Requirements = Write out the full listing again, exactly as it stands.

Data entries
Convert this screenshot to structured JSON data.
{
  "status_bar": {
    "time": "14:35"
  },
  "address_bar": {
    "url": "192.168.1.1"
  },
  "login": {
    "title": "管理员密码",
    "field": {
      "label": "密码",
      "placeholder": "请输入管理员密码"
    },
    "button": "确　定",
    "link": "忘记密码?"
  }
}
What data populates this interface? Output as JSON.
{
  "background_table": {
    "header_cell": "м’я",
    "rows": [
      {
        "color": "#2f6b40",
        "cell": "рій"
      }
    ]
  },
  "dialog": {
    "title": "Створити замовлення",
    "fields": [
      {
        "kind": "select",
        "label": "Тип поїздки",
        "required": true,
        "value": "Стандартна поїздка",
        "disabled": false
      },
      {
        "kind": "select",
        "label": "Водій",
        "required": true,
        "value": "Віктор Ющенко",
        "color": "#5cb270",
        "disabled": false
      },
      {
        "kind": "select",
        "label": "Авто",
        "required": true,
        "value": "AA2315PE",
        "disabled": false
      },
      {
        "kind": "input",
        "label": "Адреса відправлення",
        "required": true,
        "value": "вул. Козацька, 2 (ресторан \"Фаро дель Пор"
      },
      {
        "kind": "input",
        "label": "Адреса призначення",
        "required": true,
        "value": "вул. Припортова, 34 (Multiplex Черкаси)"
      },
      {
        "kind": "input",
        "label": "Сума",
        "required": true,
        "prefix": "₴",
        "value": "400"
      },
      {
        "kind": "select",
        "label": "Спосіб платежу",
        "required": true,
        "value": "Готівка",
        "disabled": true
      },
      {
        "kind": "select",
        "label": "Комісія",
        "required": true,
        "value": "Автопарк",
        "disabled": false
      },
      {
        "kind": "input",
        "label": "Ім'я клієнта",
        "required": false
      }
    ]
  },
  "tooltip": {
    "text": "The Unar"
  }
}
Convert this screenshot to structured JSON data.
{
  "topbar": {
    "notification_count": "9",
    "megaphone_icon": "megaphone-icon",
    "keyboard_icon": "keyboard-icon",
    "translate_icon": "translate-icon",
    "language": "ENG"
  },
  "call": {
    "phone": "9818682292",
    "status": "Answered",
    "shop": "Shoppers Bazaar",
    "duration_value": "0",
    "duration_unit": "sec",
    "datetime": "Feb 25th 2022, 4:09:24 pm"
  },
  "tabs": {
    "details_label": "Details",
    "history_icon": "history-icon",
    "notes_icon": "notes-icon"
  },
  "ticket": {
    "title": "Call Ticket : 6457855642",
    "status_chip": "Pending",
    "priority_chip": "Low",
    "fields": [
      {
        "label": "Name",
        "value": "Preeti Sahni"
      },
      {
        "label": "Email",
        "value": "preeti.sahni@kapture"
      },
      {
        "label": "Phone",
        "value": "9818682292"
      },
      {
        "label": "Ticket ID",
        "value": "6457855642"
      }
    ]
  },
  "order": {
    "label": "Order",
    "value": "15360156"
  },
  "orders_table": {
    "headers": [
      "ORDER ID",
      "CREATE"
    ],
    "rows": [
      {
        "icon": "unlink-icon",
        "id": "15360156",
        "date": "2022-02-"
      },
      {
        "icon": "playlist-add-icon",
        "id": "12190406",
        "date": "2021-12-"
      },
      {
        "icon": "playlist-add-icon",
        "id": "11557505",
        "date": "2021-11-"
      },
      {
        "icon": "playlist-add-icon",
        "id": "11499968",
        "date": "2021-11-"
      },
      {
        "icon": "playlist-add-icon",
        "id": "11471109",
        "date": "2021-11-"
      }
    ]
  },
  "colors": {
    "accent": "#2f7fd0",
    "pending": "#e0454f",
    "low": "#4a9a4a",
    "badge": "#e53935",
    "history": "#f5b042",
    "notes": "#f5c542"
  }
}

Complete output =
Convert this screenshot to structured JSON data.
{
  "status_bar": {
    "time": "14:35"
  },
  "address_bar": {
    "url": "192.168.1.1"
  },
  "login": {
    "title": "管理员密码",
    "field": {
      "label": "密码",
      "placeholder": "请输入管理员密码"
    },
    "button": "确　定",
    "link": "忘记密码?"
  }
}
What data populates this interface? Output as JSON.
{
  "background_table": {
    "header_cell": "м’я",
    "rows": [
      {
        "color": "#2f6b40",
        "cell": "рій"
      }
    ]
  },
  "dialog": {
    "title": "Створити замовлення",
    "fields": [
      {
        "kind": "select",
        "label": "Тип поїздки",
        "required": true,
        "value": "Стандартна поїздка",
        "disabled": false
      },
      {
        "kind": "select",
        "label": "Водій",
        "required": true,
        "value": "Віктор Ющенко",
        "color": "#5cb270",
        "disabled": false
      },
      {
        "kind": "select",
        "label": "Авто",
        "required": true,
        "value": "AA2315PE",
        "disabled": false
      },
      {
        "kind": "input",
        "label": "Адреса відправлення",
        "required": true,
        "value": "вул. Козацька, 2 (ресторан \"Фаро дель Пор"
      },
      {
        "kind": "input",
        "label": "Адреса призначення",
        "required": true,
        "value": "вул. Припортова, 34 (Multiplex Черкаси)"
      },
      {
        "kind": "input",
        "label": "Сума",
        "required": true,
        "prefix": "₴",
        "value": "400"
      },
      {
        "kind": "select",
        "label": "Спосіб платежу",
        "required": true,
        "value": "Готівка",
        "disabled": true
      },
      {
        "kind": "select",
        "label": "Комісія",
        "required": true,
        "value": "Автопарк",
        "disabled": false
      },
      {
        "kind": "input",
        "label": "Ім'я клієнта",
        "required": false
      }
    ]
  },
  "tooltip": {
    "text": "The Unar"
  }
}
Convert this screenshot to structured JSON data.
{
  "topbar": {
    "notification_count": "9",
    "megaphone_icon": "megaphone-icon",
    "keyboard_icon": "keyboard-icon",
    "translate_icon": "translate-icon",
    "language": "ENG"
  },
  "call": {
    "phone": "9818682292",
    "status": "Answered",
    "shop": "Shoppers Bazaar",
    "duration_value": "0",
    "duration_unit": "sec",
    "datetime": "Feb 25th 2022, 4:09:24 pm"
  },
  "tabs": {
    "details_label": "Details",
    "history_icon": "history-icon",
    "notes_icon": "notes-icon"
  },
  "ticket": {
    "title": "Call Ticket : 6457855642",
    "status_chip": "Pending",
    "priority_chip": "Low",
    "fields": [
      {
        "label": "Name",
        "value": "Preeti Sahni"
      },
      {
        "label": "Email",
        "value": "preeti.sahni@kapture"
      },
      {
        "label": "Phone",
        "value": "9818682292"
      },
      {
        "label": "Ticket ID",
        "value": "6457855642"
      }
    ]
  },
  "order": {
    "label": "Order",
    "value": "15360156"
  },
  "orders_table": {
    "headers": [
      "ORDER ID",
      "CREATE"
    ],
    "rows": [
      {
        "icon": "unlink-icon",
        "id": "15360156",
        "date": "2022-02-"
      },
      {
        "icon": "playlist-add-icon",
        "id": "12190406",
        "date": "2021-12-"
      },
      {
        "icon": "playlist-add-icon",
        "id": "11557505",
        "date": "2021-11-"
      },
      {
        "icon": "playlist-add-icon",
        "id": "11499968",
        "date": "2021-11-"
      },
      {
        "icon": "playlist-add-icon",
        "id": "11471109",
        "date": "2021-11-"
      }
    ]
  },
  "colors": {
    "accent": "#2f7fd0",
    "pending": "#e0454f",
    "low": "#4a9a4a",
    "badge": "#e53935",
    "history": "#f5b042",
    "notes": "#f5c542"
  }
}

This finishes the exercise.